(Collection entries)
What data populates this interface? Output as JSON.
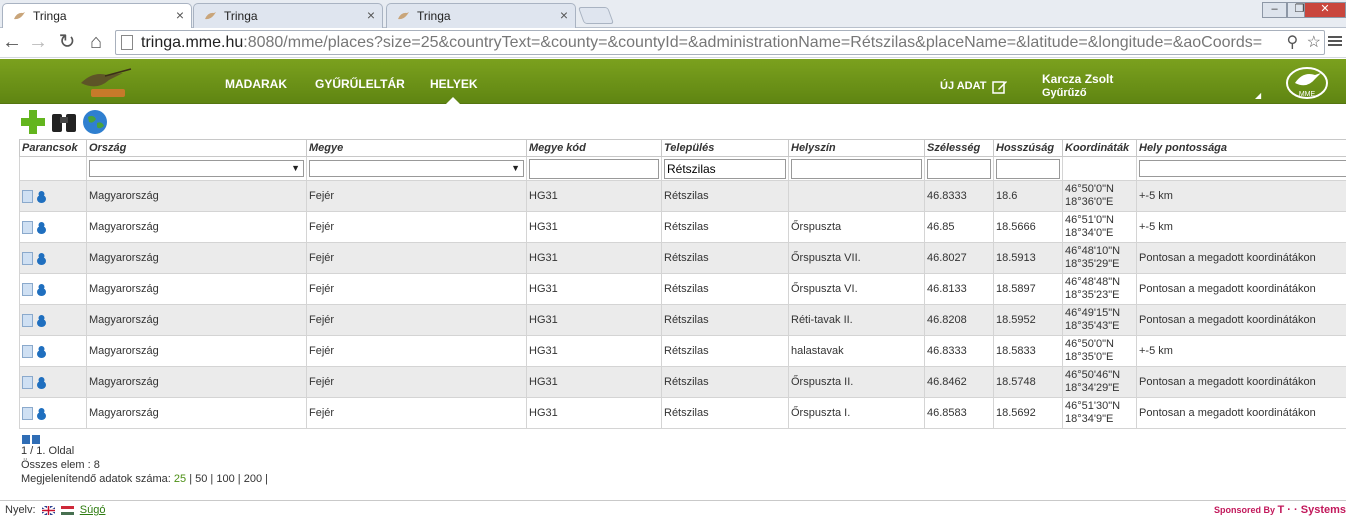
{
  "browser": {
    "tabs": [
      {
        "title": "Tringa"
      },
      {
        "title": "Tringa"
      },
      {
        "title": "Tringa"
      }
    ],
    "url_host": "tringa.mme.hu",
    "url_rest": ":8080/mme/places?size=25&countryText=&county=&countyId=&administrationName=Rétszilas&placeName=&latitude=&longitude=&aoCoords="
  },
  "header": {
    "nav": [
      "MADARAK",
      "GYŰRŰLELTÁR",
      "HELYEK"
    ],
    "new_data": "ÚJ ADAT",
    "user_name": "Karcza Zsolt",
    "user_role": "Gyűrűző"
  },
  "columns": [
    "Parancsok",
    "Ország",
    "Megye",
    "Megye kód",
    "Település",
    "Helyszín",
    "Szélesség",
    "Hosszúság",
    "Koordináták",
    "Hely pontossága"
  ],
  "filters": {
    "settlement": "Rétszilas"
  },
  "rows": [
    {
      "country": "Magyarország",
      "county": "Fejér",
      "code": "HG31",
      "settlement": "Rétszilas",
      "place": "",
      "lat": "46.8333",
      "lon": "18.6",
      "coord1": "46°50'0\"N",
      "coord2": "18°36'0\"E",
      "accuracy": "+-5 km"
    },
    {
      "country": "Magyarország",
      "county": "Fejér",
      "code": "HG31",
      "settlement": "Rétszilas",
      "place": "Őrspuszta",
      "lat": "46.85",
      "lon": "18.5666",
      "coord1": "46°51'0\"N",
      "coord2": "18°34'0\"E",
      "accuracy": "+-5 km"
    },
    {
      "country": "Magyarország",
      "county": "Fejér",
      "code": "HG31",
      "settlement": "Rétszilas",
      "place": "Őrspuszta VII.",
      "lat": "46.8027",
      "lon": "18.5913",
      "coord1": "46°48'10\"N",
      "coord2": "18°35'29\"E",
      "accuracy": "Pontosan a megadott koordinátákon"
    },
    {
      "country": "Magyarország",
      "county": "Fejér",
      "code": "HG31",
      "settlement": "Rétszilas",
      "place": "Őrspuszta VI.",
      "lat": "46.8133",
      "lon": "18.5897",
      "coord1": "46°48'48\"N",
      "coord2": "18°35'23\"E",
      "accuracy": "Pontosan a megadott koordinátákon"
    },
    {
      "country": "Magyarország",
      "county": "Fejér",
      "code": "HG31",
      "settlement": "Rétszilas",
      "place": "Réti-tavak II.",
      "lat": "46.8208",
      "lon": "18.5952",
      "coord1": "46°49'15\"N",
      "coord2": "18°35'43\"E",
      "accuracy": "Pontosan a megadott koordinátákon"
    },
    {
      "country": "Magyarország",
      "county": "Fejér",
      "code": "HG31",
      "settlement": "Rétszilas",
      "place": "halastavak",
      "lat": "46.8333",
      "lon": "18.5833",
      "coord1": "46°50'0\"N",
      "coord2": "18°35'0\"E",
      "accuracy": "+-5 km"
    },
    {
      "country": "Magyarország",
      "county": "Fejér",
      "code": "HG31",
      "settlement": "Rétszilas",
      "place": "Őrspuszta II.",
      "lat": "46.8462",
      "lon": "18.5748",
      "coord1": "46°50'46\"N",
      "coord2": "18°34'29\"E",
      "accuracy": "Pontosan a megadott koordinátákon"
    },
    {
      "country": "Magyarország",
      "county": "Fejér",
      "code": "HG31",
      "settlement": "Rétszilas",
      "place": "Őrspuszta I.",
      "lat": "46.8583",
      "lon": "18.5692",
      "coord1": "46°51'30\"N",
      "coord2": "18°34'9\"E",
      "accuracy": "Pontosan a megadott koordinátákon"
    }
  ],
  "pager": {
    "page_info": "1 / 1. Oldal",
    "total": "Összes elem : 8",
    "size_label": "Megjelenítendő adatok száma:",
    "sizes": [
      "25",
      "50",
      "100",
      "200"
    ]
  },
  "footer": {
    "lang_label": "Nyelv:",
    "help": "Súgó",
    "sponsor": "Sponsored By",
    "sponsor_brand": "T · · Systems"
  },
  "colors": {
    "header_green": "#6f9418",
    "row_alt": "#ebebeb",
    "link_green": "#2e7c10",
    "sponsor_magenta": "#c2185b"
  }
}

> _WRITTEN PROBLEM_
Without including any pictures, please restate all the records exactly.

> _FINISHED ANSWER_
What data populates this interface? Output as JSON.
{
  "browser": {
    "tabs": [
      {
        "title": "Tringa"
      },
      {
        "title": "Tringa"
      },
      {
        "title": "Tringa"
      }
    ],
    "url_host": "tringa.mme.hu",
    "url_rest": ":8080/mme/places?size=25&countryText=&county=&countyId=&administrationName=Rétszilas&placeName=&latitude=&longitude=&aoCoords="
  },
  "header": {
    "nav": [
      "MADARAK",
      "GYŰRŰLELTÁR",
      "HELYEK"
    ],
    "new_data": "ÚJ ADAT",
    "user_name": "Karcza Zsolt",
    "user_role": "Gyűrűző"
  },
  "columns": [
    "Parancsok",
    "Ország",
    "Megye",
    "Megye kód",
    "Település",
    "Helyszín",
    "Szélesség",
    "Hosszúság",
    "Koordináták",
    "Hely pontossága"
  ],
  "filters": {
    "settlement": "Rétszilas"
  },
  "rows": [
    {
      "country": "Magyarország",
      "county": "Fejér",
      "code": "HG31",
      "settlement": "Rétszilas",
      "place": "",
      "lat": "46.8333",
      "lon": "18.6",
      "coord1": "46°50'0\"N",
      "coord2": "18°36'0\"E",
      "accuracy": "+-5 km"
    },
    {
      "country": "Magyarország",
      "county": "Fejér",
      "code": "HG31",
      "settlement": "Rétszilas",
      "place": "Őrspuszta",
      "lat": "46.85",
      "lon": "18.5666",
      "coord1": "46°51'0\"N",
      "coord2": "18°34'0\"E",
      "accuracy": "+-5 km"
    },
    {
      "country": "Magyarország",
      "county": "Fejér",
      "code": "HG31",
      "settlement": "Rétszilas",
      "place": "Őrspuszta VII.",
      "lat": "46.8027",
      "lon": "18.5913",
      "coord1": "46°48'10\"N",
      "coord2": "18°35'29\"E",
      "accuracy": "Pontosan a megadott koordinátákon"
    },
    {
      "country": "Magyarország",
      "county": "Fejér",
      "code": "HG31",
      "settlement": "Rétszilas",
      "place": "Őrspuszta VI.",
      "lat": "46.8133",
      "lon": "18.5897",
      "coord1": "46°48'48\"N",
      "coord2": "18°35'23\"E",
      "accuracy": "Pontosan a megadott koordinátákon"
    },
    {
      "country": "Magyarország",
      "county": "Fejér",
      "code": "HG31",
      "settlement": "Rétszilas",
      "place": "Réti-tavak II.",
      "lat": "46.8208",
      "lon": "18.5952",
      "coord1": "46°49'15\"N",
      "coord2": "18°35'43\"E",
      "accuracy": "Pontosan a megadott koordinátákon"
    },
    {
      "country": "Magyarország",
      "county": "Fejér",
      "code": "HG31",
      "settlement": "Rétszilas",
      "place": "halastavak",
      "lat": "46.8333",
      "lon": "18.5833",
      "coord1": "46°50'0\"N",
      "coord2": "18°35'0\"E",
      "accuracy": "+-5 km"
    },
    {
      "country": "Magyarország",
      "county": "Fejér",
      "code": "HG31",
      "settlement": "Rétszilas",
      "place": "Őrspuszta II.",
      "lat": "46.8462",
      "lon": "18.5748",
      "coord1": "46°50'46\"N",
      "coord2": "18°34'29\"E",
      "accuracy": "Pontosan a megadott koordinátákon"
    },
    {
      "country": "Magyarország",
      "county": "Fejér",
      "code": "HG31",
      "settlement": "Rétszilas",
      "place": "Őrspuszta I.",
      "lat": "46.8583",
      "lon": "18.5692",
      "coord1": "46°51'30\"N",
      "coord2": "18°34'9\"E",
      "accuracy": "Pontosan a megadott koordinátákon"
    }
  ],
  "pager": {
    "page_info": "1 / 1. Oldal",
    "total": "Összes elem : 8",
    "size_label": "Megjelenítendő adatok száma:",
    "sizes": [
      "25",
      "50",
      "100",
      "200"
    ]
  },
  "footer": {
    "lang_label": "Nyelv:",
    "help": "Súgó",
    "sponsor": "Sponsored By",
    "sponsor_brand": "T · · Systems"
  },
  "colors": {
    "header_green": "#6f9418",
    "row_alt": "#ebebeb",
    "link_green": "#2e7c10",
    "sponsor_magenta": "#c2185b"
  }
}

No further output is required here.